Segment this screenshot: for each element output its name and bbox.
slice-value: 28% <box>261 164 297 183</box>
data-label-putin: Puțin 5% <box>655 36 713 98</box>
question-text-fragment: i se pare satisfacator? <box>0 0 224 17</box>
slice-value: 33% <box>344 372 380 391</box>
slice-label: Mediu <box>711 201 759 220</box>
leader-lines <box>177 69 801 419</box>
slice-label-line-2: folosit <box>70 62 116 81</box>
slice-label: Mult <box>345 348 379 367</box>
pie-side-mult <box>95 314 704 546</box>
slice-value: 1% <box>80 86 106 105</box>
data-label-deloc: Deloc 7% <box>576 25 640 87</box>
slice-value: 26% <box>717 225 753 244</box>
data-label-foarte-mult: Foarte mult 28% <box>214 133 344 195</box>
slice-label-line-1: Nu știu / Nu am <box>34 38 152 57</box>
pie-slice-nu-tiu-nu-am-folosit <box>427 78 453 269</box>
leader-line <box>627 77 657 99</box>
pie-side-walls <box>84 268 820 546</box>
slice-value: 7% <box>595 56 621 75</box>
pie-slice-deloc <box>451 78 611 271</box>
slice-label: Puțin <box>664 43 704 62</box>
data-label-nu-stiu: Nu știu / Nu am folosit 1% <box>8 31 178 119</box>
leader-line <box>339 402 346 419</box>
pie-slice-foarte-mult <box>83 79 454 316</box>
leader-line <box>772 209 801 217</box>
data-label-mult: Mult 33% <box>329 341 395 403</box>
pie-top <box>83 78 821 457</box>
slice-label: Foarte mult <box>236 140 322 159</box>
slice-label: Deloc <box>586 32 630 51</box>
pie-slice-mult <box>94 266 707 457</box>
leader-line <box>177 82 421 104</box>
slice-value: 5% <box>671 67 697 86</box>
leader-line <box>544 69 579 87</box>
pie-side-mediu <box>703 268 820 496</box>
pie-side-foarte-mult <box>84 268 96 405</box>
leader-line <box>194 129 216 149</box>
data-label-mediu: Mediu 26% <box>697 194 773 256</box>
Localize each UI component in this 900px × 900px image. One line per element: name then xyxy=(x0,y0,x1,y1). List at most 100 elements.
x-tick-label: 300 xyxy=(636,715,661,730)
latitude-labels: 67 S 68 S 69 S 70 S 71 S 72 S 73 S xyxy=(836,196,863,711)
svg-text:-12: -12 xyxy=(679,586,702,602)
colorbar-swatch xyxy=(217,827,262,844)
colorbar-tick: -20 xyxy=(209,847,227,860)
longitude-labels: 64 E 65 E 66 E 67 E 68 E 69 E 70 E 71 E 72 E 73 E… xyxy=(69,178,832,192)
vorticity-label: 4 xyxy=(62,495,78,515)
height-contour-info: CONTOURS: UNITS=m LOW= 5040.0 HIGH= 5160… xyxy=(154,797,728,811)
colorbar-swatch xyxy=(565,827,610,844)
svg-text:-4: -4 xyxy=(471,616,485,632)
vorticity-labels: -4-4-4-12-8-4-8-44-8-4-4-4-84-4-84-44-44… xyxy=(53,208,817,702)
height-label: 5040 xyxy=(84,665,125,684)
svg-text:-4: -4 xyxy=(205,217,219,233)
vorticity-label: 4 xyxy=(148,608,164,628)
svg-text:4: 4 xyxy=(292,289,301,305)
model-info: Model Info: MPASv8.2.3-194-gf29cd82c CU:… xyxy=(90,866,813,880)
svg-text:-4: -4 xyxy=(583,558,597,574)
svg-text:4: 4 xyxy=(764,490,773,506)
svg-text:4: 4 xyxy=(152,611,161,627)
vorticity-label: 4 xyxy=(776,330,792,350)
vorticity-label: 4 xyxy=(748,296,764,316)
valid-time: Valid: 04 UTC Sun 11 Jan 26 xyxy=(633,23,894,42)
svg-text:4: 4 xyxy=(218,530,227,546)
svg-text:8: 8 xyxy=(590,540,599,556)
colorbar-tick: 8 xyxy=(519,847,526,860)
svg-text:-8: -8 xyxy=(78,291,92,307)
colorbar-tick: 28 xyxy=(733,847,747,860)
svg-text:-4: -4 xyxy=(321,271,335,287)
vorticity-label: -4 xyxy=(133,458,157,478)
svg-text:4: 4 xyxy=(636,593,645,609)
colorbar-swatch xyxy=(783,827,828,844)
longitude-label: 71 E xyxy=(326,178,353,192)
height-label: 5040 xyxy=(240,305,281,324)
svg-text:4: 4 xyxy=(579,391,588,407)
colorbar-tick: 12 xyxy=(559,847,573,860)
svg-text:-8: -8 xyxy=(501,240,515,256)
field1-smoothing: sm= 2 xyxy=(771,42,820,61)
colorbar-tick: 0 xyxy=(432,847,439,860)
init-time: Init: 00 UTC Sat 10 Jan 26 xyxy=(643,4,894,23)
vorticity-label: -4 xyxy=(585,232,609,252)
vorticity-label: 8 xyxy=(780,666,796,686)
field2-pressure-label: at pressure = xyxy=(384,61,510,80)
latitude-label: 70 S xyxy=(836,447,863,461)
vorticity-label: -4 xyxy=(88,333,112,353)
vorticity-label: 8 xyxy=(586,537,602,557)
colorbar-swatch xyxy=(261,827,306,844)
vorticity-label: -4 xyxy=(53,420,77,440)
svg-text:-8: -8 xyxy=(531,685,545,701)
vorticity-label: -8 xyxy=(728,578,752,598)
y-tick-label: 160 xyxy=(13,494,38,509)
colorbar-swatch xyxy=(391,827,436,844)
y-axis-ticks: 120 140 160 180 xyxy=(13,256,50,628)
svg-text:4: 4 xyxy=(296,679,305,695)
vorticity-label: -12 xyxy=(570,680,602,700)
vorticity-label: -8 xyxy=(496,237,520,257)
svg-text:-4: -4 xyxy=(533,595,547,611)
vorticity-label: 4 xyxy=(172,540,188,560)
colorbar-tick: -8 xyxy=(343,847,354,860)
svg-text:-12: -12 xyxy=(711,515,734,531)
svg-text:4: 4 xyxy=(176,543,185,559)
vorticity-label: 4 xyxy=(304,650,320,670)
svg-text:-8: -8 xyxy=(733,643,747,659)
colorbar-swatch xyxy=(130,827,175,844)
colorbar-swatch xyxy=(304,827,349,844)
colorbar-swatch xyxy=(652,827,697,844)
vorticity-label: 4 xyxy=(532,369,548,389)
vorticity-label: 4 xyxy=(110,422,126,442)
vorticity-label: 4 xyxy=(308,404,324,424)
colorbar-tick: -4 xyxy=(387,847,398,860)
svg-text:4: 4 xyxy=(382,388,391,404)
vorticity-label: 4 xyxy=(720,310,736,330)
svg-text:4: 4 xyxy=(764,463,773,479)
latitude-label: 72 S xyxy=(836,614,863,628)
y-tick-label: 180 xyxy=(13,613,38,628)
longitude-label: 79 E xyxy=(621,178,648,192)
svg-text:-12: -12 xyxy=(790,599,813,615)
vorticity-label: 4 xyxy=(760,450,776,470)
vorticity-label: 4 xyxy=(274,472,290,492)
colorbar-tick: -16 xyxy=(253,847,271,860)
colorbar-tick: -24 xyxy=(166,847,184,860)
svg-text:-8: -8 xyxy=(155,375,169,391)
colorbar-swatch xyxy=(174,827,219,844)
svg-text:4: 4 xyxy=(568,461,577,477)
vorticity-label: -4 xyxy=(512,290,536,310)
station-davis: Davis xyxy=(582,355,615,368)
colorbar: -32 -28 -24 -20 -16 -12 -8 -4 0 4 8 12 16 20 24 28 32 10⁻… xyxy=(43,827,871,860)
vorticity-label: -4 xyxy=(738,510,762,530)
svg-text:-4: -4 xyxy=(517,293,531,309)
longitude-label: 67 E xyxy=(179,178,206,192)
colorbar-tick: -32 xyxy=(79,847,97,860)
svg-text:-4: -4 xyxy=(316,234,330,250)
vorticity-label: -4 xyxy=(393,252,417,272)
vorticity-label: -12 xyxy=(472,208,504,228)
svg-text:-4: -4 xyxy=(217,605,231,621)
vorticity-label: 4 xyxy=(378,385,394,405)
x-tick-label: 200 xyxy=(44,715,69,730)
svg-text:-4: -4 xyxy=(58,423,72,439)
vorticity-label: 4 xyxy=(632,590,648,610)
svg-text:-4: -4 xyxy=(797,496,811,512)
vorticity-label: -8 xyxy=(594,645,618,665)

▶ [Exercise requirements]:
Retype the material word for word, from its first line through the line that contains "slice-value: 33% <box>344 372 380 391</box>", and stop there.

▶ [Response to the task]:
Segment this screenshot: for each element output its name and bbox.
slice-value: 28% <box>261 164 297 183</box>
data-label-putin: Puțin 5% <box>655 36 713 98</box>
question-text-fragment: i se pare satisfacator? <box>0 0 224 17</box>
slice-value: 33% <box>344 372 380 391</box>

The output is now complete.